Che Avery was admitted to UC Berkeley and UCLA after notching a 3.6 GPA at Beverly Hills High. He didn’t attend either school, though. As he stated in a Los Angeles Times article from 1992, he “just felt some kind of attraction to the streets.” Unlike his brother, he didn’t befriend the rich kids at BHHS, though he says he partied with a Menendez brother on prom night. He dressed in Eazy-E cosplay, and while he wasn’t gangbanging yet, he felt he had an image to live up to.

He formed a crew, the DGFs, which stood for Don’t Give a Fucks. Each night promised a new adventure, with the DGFs looking for trouble after getting wasted on Olde English. In time, Che became feared. “Che once came to a party with Lloyd and I,” Doran Reed says. “This whole other gang is there. All of a sudden, Che starts throwing rocks at them. The other gang was like, ‘What the fuck is going on?’ One of them recognizes Che and was like, ‘Che? Oh, let it go.’ That whole gang was there, and they didn’t fuck with Che. That’s a little insight into how crazy Che was.”

Che graduated from the DGFs into the Rollin’ 60s, the notorious Crip set from the other side of Slauson. Now he was expected to put in work, a nebulous term that even now Che struggles to define. “If you wanted to establish yourself as someone in your hood to be reckoned with, if you wanted to earn your stripes or even give your neighborhood a name, if you from a neighborhood and you already have a reputation of being troublemakers or being the toughest, then you have to not only defend your neighborhood but let’s go over here to such-and-such’s neighborhood and put in work without saying too much. Put in work — terrorize them, whatever comes with that.”

In essence, putting in work is the price for acceptance and the camaraderie that comes with it all, which is the gang’s chief appeal. But putting in work invites retaliation, as Che learned. He lost two close friends to gang violence in the summer of 1990. Afterward, he was consumed with rage. He started carrying a .22-caliber revolver, which made him feel invincible. A series of armed robberies and B&Es followed.

ACTIVITIES:
1) According to the passage about Che Avery, what GPA did he earn at Beverly Hills High?
2) Rewrite the passage about Che Avery starting with "Che Avery was" and going on through "live up to.", substituting "graduation night" for "prom night".
3) Write the next part of the passage about Che Avery's gang years, picking up after its final sentence.
The lines below come from a separate source.

INPUT DATA:

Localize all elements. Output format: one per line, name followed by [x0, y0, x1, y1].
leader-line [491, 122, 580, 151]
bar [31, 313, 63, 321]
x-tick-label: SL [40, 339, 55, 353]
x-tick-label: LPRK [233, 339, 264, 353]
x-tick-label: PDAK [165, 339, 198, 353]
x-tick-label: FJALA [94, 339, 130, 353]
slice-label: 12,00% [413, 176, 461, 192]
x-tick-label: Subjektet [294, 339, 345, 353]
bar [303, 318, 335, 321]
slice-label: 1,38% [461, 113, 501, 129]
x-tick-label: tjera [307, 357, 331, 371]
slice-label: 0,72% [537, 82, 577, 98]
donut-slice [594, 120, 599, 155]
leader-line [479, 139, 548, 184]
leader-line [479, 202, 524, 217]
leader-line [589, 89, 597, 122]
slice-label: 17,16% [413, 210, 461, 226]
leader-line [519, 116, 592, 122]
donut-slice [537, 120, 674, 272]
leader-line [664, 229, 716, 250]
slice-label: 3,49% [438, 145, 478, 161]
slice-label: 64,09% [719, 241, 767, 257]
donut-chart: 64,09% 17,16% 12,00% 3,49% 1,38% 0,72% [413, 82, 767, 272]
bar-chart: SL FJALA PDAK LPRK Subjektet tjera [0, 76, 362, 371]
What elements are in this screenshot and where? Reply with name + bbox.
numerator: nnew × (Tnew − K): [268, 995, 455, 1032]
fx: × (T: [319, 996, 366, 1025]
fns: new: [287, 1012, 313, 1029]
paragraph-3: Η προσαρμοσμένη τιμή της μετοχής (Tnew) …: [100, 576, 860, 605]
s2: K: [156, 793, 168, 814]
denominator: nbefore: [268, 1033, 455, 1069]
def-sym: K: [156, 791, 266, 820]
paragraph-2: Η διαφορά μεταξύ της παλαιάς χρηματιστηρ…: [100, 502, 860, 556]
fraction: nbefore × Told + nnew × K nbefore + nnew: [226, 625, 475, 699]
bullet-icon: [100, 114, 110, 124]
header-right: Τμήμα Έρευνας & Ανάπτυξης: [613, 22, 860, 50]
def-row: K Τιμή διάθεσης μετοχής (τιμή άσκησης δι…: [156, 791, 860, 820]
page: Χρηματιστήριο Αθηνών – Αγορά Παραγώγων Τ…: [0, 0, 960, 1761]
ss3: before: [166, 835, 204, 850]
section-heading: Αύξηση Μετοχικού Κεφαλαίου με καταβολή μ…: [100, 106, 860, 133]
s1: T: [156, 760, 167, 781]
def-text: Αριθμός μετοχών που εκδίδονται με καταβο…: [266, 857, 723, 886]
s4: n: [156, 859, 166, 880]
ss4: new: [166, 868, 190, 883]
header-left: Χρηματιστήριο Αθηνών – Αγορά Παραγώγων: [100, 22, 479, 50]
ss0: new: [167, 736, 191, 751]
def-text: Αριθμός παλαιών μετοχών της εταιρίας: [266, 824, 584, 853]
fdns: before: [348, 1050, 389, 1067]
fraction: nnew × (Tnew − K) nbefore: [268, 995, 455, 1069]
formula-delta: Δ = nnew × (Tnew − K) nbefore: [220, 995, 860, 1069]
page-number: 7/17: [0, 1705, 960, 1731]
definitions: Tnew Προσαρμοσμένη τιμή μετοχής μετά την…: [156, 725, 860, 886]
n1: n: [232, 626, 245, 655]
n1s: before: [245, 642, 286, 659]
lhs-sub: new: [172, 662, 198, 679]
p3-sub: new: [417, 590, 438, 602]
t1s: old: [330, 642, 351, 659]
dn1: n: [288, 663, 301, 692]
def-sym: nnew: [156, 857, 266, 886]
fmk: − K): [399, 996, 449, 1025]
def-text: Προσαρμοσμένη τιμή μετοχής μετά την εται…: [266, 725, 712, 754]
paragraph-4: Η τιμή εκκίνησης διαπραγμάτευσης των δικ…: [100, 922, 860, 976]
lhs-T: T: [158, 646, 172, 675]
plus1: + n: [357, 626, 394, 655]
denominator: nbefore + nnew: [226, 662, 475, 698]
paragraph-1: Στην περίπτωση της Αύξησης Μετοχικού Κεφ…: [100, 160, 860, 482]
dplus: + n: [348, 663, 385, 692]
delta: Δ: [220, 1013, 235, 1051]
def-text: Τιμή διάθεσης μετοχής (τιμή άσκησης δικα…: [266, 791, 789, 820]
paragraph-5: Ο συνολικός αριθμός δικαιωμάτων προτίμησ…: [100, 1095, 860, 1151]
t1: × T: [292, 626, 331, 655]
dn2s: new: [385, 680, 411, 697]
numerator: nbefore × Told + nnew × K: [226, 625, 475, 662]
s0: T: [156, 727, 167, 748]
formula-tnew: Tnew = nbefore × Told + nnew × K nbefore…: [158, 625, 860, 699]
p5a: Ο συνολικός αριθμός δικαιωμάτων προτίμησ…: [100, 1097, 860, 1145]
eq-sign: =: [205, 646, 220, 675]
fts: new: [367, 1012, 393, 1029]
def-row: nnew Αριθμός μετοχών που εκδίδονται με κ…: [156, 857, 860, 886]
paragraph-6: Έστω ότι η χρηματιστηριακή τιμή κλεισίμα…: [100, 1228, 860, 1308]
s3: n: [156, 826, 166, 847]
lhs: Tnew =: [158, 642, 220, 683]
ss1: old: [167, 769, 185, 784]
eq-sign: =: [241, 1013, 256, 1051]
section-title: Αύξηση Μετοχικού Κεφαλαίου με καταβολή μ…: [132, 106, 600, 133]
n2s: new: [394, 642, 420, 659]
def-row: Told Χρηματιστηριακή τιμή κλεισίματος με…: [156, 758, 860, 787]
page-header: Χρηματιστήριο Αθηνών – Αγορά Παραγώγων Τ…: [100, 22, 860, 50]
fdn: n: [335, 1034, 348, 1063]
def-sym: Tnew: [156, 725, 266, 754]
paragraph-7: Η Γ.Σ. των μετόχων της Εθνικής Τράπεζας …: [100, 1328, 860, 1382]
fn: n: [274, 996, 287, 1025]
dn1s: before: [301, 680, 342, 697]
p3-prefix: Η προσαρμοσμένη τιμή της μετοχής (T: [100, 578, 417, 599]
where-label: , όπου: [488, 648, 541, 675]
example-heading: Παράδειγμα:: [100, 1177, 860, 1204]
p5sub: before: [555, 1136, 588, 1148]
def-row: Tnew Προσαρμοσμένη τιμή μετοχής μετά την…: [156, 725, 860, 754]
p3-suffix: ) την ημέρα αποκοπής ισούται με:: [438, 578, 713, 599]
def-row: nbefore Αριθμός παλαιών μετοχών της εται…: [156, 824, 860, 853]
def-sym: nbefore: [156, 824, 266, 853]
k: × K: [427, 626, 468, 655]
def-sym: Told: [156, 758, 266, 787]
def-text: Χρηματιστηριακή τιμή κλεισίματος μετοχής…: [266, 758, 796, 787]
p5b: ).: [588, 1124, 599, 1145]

RESPONSES:
1) He earned a 3.6 GPA.

2)
Che Avery was admitted to UC Berkeley and UCLA after notching a 3.6 GPA at Beverly Hills High. He didn’t attend either school, though. As he stated in a Los Angeles Times article from 1992, he “just felt some kind of attraction to the streets.” Unlike his brother, he didn’t befriend the rich kids at BHHS, though he says he partied with a Menendez brother on graduation night. He dressed in Eazy-E cosplay, and while he wasn’t gangbanging yet, he felt he had an image to live up to.

3)
Thirty years later, he feels lucky to be alive. “All of the stupid nights just doing stupid, stupid shit, every fucking night,” he says from his Augusta, Georgia, home. “Just senseless. Senseless, brother.” Che is a man of a certain era. Call him a throwback, that dude in grease-stained overalls who can fix anything. When I mentioned that I was insulating my bedroom, he interrogated me about foam caulk and the air conditioner sleeves found in Bronx apartments. “Che was like some sort of savant,” Brent Rollins says.

Despite his wild early adulthood, he had the sagacity to know that the streets were a dead end, and he renounced gang life before pleading guilty to nine felony charges of armed robbery. Over the next four-plus years, he bounced around the California penal system: Chino, Richard J. Donovan, and Jamestown, where he fought fires alongside other inmates. Prison was cruel — a Mexican gang robbed him for $40, a cellie ratted him out for sharpening shanks, he did a stint in the hole — but he grew as a person while incarcerated. The man once dubbed BK (as in Blood Killer) befriended members of former rival sets and learned carpentry and cabinet making, adding to the skills he accrued under his father and at Trade Tech. And when he was released from prison in March 1996, he vowed to finish school, start a business, work hard, be a good man, a good son, and never go back in. But much had changed in his family during the past 57 months.

“When I went to jail, Lloyd was a goody-two-shoes,” he says. “By the time I got out, he already had a case.”


Lloyd Avery, in fact, had multiple cases when his brother was released from prison, and he soon added burglary and weapons possession charges to his arrest record. QDIII once compared his former roommate’s way of life in the Jungle to that of Bishop in Juice. Every day got a little crazier.

Much of Avery’s aggression stemmed from the fact that he wanted to be a star and was coming to terms with the realization that it wasn’t happening. Opportunities like Boyz N the Hood had come so easily that he believed it would always be that way. He didn’t prepare for auditions — that is, when he bothered showing up. “I auditioned him once,” Doran Reed says, “and if that’s how he was auditioning, he wasn’t going to get anything.”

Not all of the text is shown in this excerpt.